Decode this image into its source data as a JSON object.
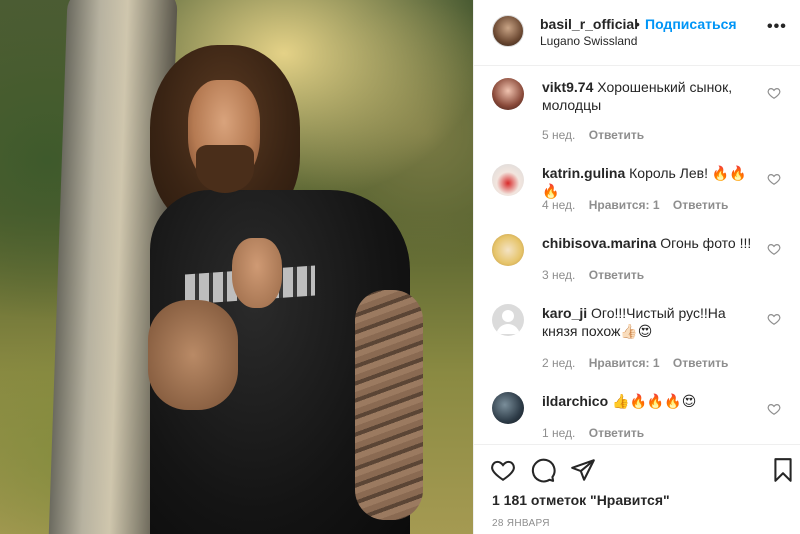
{
  "post": {
    "username": "basil_r_official",
    "separator": "•",
    "follow_label": "Подписаться",
    "location": "Lugano Swissland",
    "more_label": "•••"
  },
  "comments": [
    {
      "user": "vikt9.74",
      "text": "Хорошенький сынок, молодцы",
      "time": "5 нед.",
      "likes": "",
      "reply": "Ответить"
    },
    {
      "user": "katrin.gulina",
      "text": "Король Лев! 🔥🔥🔥",
      "time": "4 нед.",
      "likes": "Нравится: 1",
      "reply": "Ответить"
    },
    {
      "user": "chibisova.marina",
      "text": "Огонь фото !!!",
      "time": "3 нед.",
      "likes": "",
      "reply": "Ответить"
    },
    {
      "user": "karo_ji",
      "text": "Ого!!!Чистый рус!!На князя похож👍🏻😍",
      "time": "2 нед.",
      "likes": "Нравится: 1",
      "reply": "Ответить"
    },
    {
      "user": "ildarchico",
      "text": "👍🔥🔥🔥😍",
      "time": "1 нед.",
      "likes": "",
      "reply": "Ответить"
    }
  ],
  "footer": {
    "likes_text": "1 181 отметок \"Нравится\"",
    "date": "28 ЯНВАРЯ"
  },
  "icons": {
    "like": "heart-icon",
    "comment": "comment-icon",
    "share": "paper-plane-icon",
    "save": "bookmark-icon"
  }
}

WHAT TO WORK ON - Your task is to copy the entries in full and exactly, without any images.

THE RESULT -
Decode this image into its source data as a JSON object.
{
  "post": {
    "username": "basil_r_official",
    "separator": "•",
    "follow_label": "Подписаться",
    "location": "Lugano Swissland",
    "more_label": "•••"
  },
  "comments": [
    {
      "user": "vikt9.74",
      "text": "Хорошенький сынок, молодцы",
      "time": "5 нед.",
      "likes": "",
      "reply": "Ответить"
    },
    {
      "user": "katrin.gulina",
      "text": "Король Лев! 🔥🔥🔥",
      "time": "4 нед.",
      "likes": "Нравится: 1",
      "reply": "Ответить"
    },
    {
      "user": "chibisova.marina",
      "text": "Огонь фото !!!",
      "time": "3 нед.",
      "likes": "",
      "reply": "Ответить"
    },
    {
      "user": "karo_ji",
      "text": "Ого!!!Чистый рус!!На князя похож👍🏻😍",
      "time": "2 нед.",
      "likes": "Нравится: 1",
      "reply": "Ответить"
    },
    {
      "user": "ildarchico",
      "text": "👍🔥🔥🔥😍",
      "time": "1 нед.",
      "likes": "",
      "reply": "Ответить"
    }
  ],
  "footer": {
    "likes_text": "1 181 отметок \"Нравится\"",
    "date": "28 ЯНВАРЯ"
  },
  "icons": {
    "like": "heart-icon",
    "comment": "comment-icon",
    "share": "paper-plane-icon",
    "save": "bookmark-icon"
  }
}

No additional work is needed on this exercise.